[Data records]
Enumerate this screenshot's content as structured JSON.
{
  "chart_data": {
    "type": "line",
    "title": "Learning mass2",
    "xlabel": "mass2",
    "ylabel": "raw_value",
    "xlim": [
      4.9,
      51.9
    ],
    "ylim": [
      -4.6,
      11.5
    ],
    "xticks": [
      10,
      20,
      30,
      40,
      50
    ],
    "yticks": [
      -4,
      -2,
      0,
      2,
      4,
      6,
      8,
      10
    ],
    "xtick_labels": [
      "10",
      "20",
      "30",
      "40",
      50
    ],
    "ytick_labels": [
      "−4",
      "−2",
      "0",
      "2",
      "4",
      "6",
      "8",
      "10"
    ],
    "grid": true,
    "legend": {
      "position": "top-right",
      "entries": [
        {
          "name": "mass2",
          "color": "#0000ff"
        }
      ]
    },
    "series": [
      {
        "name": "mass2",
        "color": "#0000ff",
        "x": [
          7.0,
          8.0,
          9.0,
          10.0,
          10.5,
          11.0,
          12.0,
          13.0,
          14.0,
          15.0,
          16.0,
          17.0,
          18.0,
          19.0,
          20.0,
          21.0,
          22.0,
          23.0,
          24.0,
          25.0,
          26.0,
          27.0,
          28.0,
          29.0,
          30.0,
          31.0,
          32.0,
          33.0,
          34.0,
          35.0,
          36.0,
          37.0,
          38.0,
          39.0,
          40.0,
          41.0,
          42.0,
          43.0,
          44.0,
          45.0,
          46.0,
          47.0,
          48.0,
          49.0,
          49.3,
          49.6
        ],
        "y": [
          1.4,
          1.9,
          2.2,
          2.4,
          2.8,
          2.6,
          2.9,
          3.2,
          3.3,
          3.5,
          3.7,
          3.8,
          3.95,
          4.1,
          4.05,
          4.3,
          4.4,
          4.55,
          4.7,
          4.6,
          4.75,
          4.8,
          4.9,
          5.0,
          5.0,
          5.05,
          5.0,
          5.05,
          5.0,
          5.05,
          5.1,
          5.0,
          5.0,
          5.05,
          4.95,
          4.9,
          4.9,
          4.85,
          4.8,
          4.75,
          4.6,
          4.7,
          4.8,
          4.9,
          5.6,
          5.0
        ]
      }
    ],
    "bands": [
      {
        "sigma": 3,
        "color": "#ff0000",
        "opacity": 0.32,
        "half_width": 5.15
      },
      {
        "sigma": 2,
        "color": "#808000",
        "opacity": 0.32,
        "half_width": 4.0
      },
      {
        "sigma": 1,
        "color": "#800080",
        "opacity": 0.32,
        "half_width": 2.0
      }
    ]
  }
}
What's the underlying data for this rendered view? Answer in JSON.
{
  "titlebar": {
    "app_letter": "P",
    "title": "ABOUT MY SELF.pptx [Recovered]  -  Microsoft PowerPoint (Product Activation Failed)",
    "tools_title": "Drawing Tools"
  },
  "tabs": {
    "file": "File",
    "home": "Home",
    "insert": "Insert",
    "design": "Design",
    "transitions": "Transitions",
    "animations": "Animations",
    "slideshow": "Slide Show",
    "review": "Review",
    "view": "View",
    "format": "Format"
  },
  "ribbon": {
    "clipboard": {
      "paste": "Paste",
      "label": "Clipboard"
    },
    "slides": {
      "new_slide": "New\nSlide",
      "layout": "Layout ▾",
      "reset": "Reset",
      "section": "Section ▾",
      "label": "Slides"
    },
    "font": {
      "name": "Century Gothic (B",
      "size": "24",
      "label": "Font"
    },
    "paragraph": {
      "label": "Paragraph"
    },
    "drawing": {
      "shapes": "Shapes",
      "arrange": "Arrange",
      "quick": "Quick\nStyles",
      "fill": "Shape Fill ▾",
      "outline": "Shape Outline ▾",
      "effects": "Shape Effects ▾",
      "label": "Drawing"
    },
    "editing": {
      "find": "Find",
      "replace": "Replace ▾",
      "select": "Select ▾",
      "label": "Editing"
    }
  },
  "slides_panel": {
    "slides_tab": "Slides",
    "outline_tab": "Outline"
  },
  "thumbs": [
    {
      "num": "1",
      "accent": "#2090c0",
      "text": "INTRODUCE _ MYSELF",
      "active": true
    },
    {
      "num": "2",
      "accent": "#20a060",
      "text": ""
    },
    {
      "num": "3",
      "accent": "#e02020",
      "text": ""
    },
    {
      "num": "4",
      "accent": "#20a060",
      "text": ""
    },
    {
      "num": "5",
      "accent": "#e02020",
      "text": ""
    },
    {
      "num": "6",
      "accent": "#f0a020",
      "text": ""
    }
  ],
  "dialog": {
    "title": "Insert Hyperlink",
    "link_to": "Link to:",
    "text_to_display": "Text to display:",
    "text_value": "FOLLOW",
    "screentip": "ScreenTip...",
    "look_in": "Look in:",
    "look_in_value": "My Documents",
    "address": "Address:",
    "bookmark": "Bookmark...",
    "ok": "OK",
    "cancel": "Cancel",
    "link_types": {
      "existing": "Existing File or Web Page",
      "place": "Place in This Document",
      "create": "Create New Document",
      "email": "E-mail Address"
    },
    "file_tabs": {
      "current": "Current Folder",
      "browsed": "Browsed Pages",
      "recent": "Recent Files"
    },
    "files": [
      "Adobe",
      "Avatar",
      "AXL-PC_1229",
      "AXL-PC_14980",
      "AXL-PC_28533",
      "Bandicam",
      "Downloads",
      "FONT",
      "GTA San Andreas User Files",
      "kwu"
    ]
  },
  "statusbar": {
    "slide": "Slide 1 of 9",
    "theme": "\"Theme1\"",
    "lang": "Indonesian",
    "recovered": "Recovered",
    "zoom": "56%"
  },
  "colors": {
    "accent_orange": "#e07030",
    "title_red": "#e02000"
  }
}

**PROBLEM STATEMENT**
Copy every line in the listing above where the string "Outline" turns up.

**ANSWER**
      "outline": "Shape Outline ▾",
    "outline_tab": "Outline"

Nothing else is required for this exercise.